:: PROBLEM STATEMENT ::
All of the lines below are to be transcribed faithfully, with pictures excluded from the copy.

BEGIN DATA ROWS

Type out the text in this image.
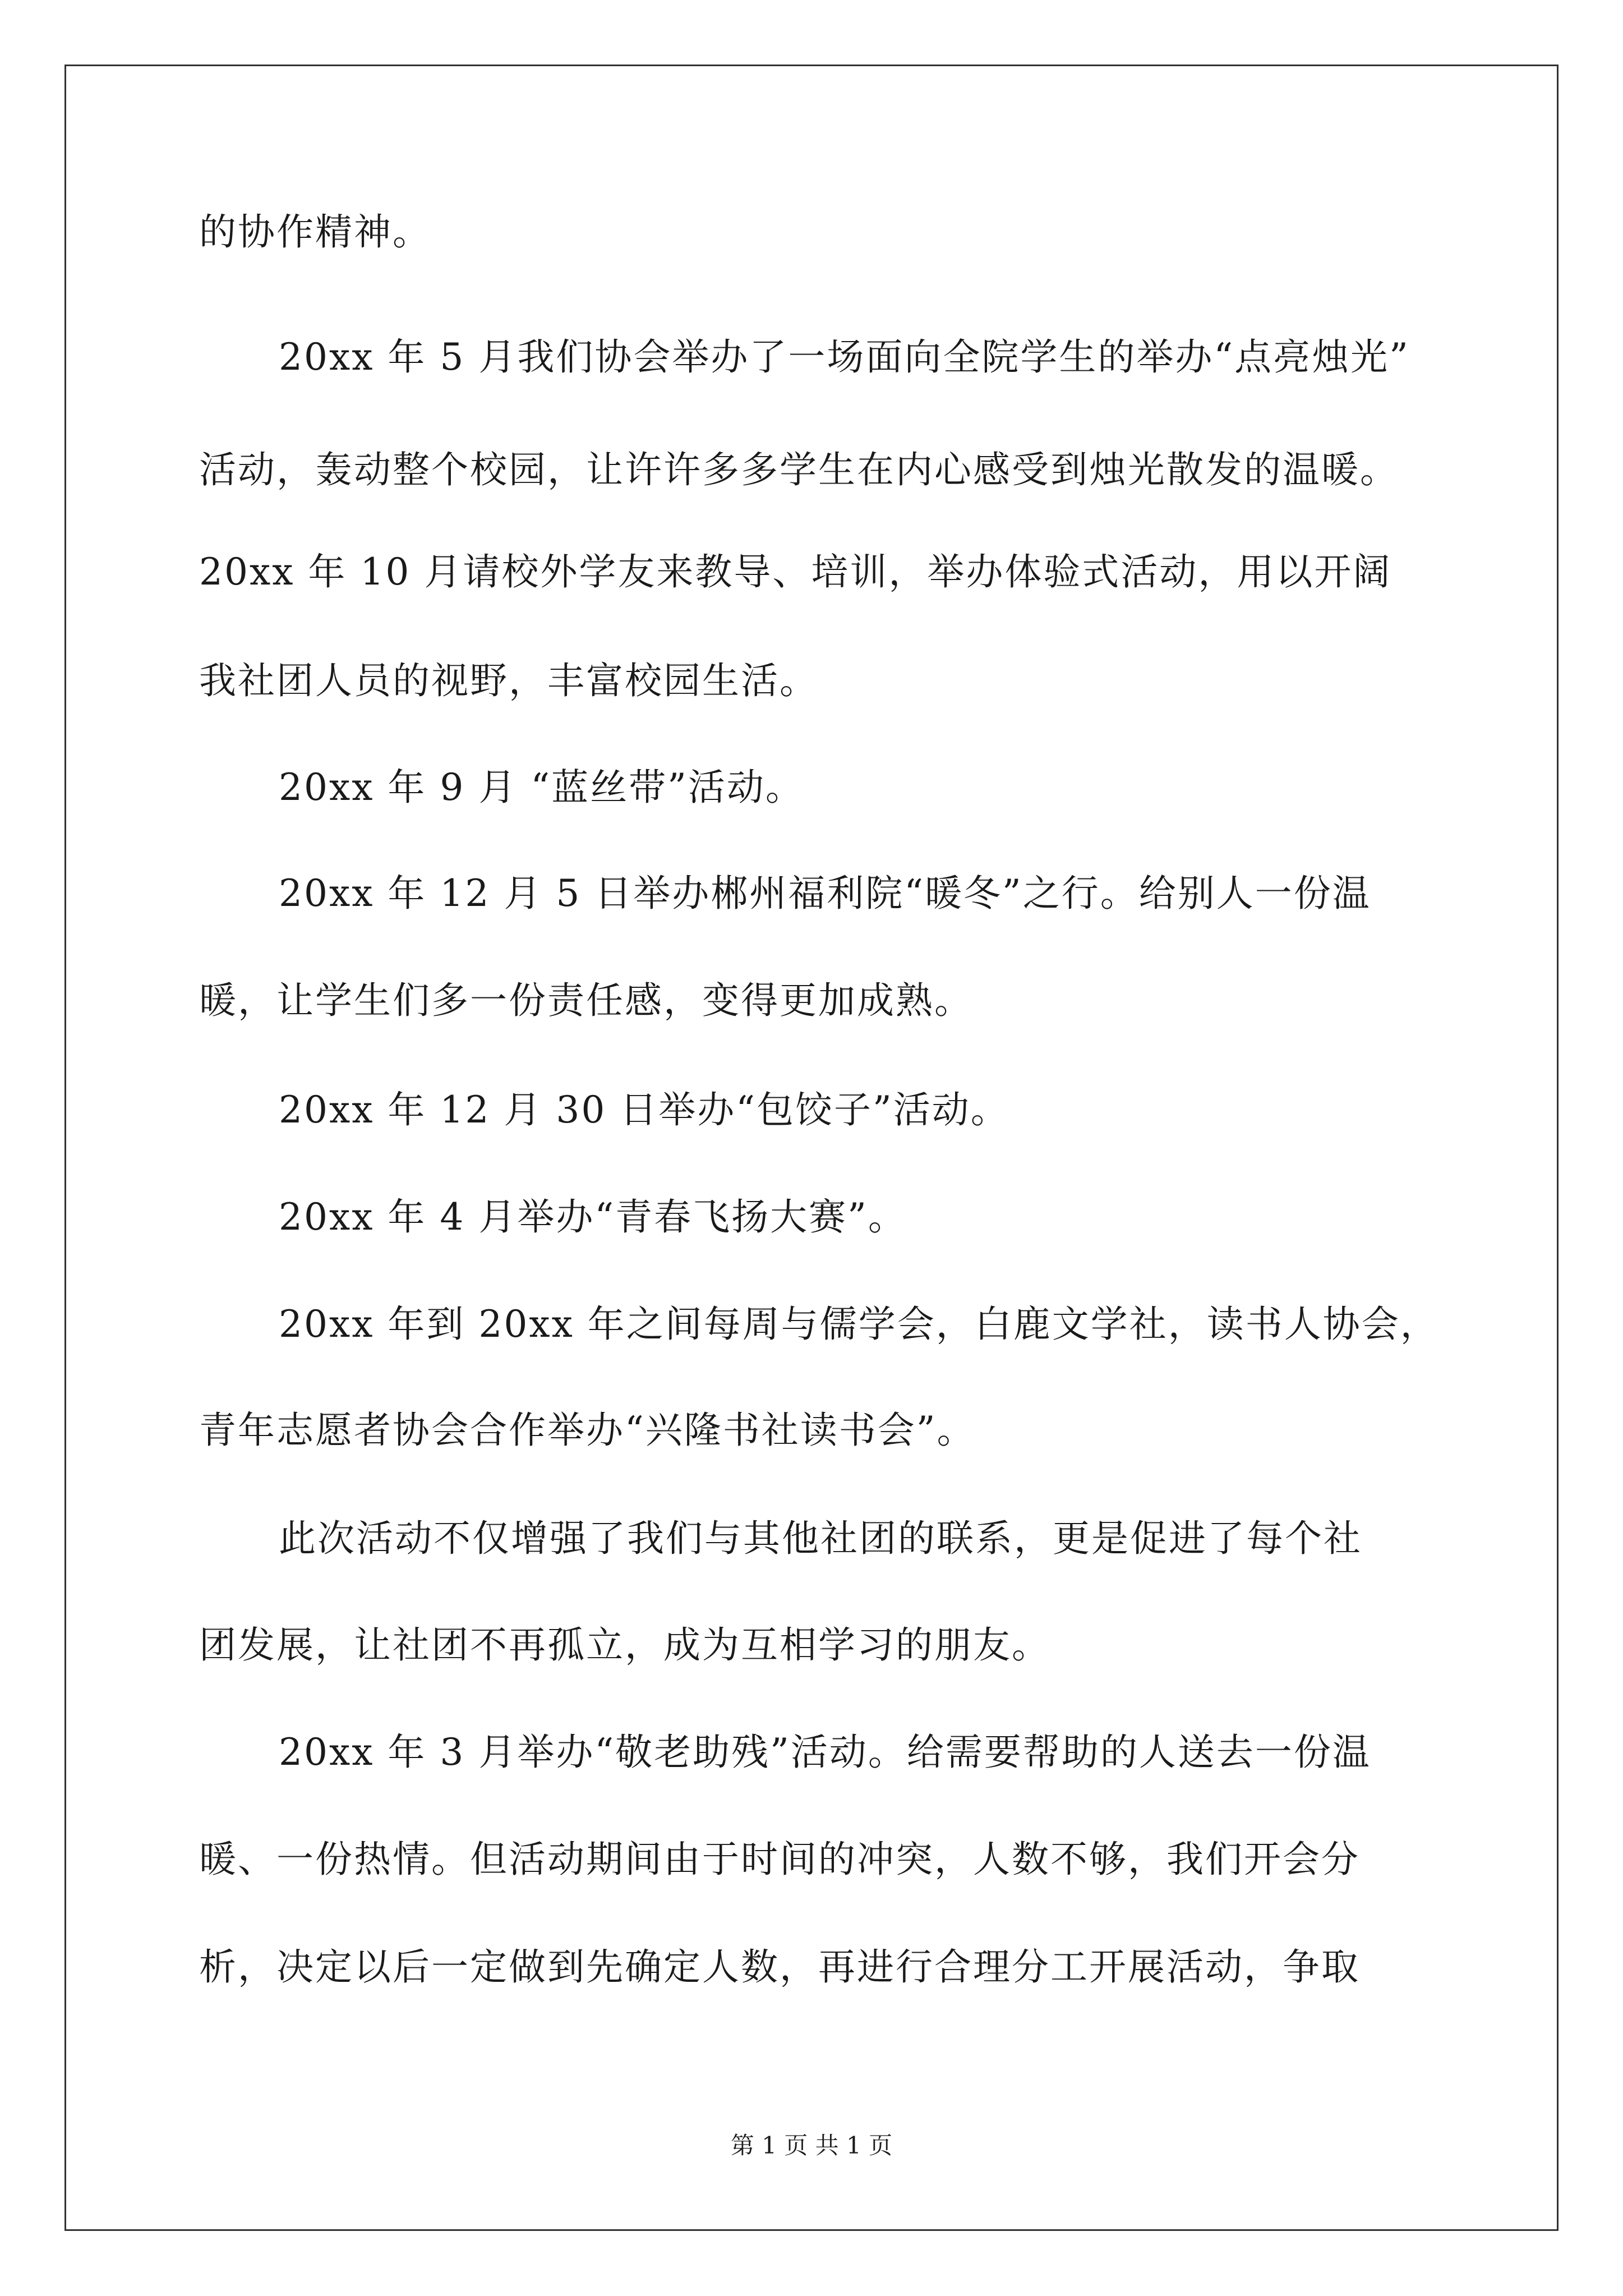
的协作精神。
20xx 年 5 月我们协会举办了一场面向全院学生的举办“点亮烛光”
活动，轰动整个校园，让许许多多学生在内心感受到烛光散发的温暖。
20xx 年 10 月请校外学友来教导、培训，举办体验式活动，用以开阔
我社团人员的视野，丰富校园生活。
20xx 年 9 月 “蓝丝带”活动。
20xx 年 12 月 5 日举办郴州福利院“暖冬”之行。给别人一份温
暖，让学生们多一份责任感，变得更加成熟。
20xx 年 12 月 30 日举办“包饺子”活动。
20xx 年 4 月举办“青春飞扬大赛”。
20xx 年到 20xx 年之间每周与儒学会，白鹿文学社，读书人协会，
青年志愿者协会合作举办“兴隆书社读书会”。
此次活动不仅增强了我们与其他社团的联系，更是促进了每个社
团发展，让社团不再孤立，成为互相学习的朋友。
20xx 年 3 月举办“敬老助残”活动。给需要帮助的人送去一份温
暖、一份热情。但活动期间由于时间的冲突，人数不够，我们开会分
析，决定以后一定做到先确定人数，再进行合理分工开展活动，争取
第 1 页 共 1 页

END DATA ROWS

:: WRITTEN RESPONSE ::
Type out the text in this image.
的协作精神。
20xx 年 5 月我们协会举办了一场面向全院学生的举办“点亮烛光”
活动，轰动整个校园，让许许多多学生在内心感受到烛光散发的温暖。
20xx 年 10 月请校外学友来教导、培训，举办体验式活动，用以开阔
我社团人员的视野，丰富校园生活。
20xx 年 9 月 “蓝丝带”活动。
20xx 年 12 月 5 日举办郴州福利院“暖冬”之行。给别人一份温
暖，让学生们多一份责任感，变得更加成熟。
20xx 年 12 月 30 日举办“包饺子”活动。
20xx 年 4 月举办“青春飞扬大赛”。
20xx 年到 20xx 年之间每周与儒学会，白鹿文学社，读书人协会，
青年志愿者协会合作举办“兴隆书社读书会”。
此次活动不仅增强了我们与其他社团的联系，更是促进了每个社
团发展，让社团不再孤立，成为互相学习的朋友。
20xx 年 3 月举办“敬老助残”活动。给需要帮助的人送去一份温
暖、一份热情。但活动期间由于时间的冲突，人数不够，我们开会分
析，决定以后一定做到先确定人数，再进行合理分工开展活动，争取
第 1 页 共 1 页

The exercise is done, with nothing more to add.